== What the task asks ==
Gather all lines in the entries below that include the word "Enabled".

## BEGIN Raw data

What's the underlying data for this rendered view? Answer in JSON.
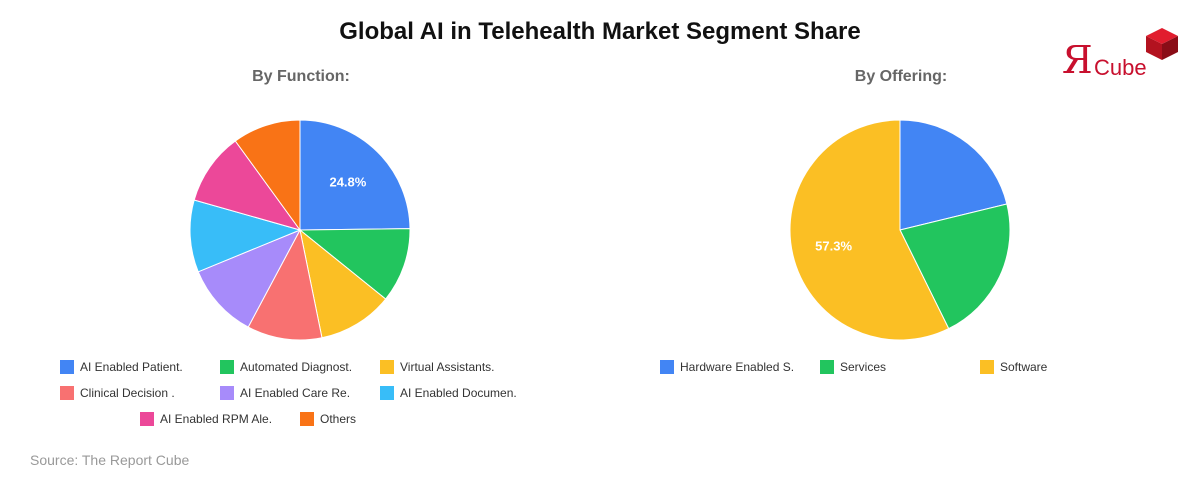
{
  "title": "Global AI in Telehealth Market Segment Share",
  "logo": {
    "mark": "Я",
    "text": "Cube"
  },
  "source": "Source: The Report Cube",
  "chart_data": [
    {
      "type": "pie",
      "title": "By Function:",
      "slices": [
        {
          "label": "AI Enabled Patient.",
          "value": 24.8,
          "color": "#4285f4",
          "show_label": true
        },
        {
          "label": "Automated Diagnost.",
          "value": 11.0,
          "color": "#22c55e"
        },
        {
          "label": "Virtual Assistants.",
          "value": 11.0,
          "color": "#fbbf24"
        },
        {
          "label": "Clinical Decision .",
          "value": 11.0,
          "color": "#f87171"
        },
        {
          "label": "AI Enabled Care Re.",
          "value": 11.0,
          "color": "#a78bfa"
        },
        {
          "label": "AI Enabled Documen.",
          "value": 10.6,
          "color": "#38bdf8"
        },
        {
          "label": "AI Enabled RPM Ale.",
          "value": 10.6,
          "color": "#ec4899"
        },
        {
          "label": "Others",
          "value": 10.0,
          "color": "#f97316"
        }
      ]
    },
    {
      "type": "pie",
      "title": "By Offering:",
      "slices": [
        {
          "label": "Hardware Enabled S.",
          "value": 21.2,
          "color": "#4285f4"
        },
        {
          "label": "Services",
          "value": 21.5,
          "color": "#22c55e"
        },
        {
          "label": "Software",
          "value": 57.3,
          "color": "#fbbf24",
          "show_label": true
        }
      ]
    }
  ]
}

## END Raw data
## BEGIN Raw data

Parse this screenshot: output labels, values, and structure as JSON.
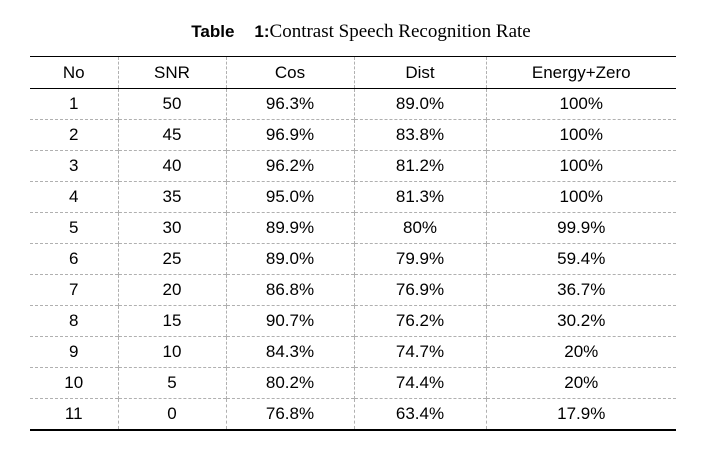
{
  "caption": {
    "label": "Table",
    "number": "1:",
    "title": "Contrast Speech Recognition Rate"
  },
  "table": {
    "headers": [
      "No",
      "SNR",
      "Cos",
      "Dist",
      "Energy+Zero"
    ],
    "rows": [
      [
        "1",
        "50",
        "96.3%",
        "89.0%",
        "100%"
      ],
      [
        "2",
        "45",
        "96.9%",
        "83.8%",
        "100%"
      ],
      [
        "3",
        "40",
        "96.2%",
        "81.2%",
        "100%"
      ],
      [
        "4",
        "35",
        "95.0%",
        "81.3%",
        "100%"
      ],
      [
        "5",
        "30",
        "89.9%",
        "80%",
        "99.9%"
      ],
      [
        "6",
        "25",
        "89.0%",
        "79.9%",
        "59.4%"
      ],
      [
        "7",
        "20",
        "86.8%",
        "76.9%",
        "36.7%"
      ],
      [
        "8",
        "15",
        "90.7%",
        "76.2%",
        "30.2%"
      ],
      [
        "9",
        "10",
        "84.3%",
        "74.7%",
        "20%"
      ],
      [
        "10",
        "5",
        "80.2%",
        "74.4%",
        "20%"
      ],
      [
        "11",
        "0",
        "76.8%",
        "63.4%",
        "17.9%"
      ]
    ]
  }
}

## END Raw data

== Response ==
          "label": "AI Enabled Patient.",
          "label": "AI Enabled Care Re.",
          "label": "AI Enabled Documen.",
          "label": "AI Enabled RPM Ale.",
          "label": "Hardware Enabled S.",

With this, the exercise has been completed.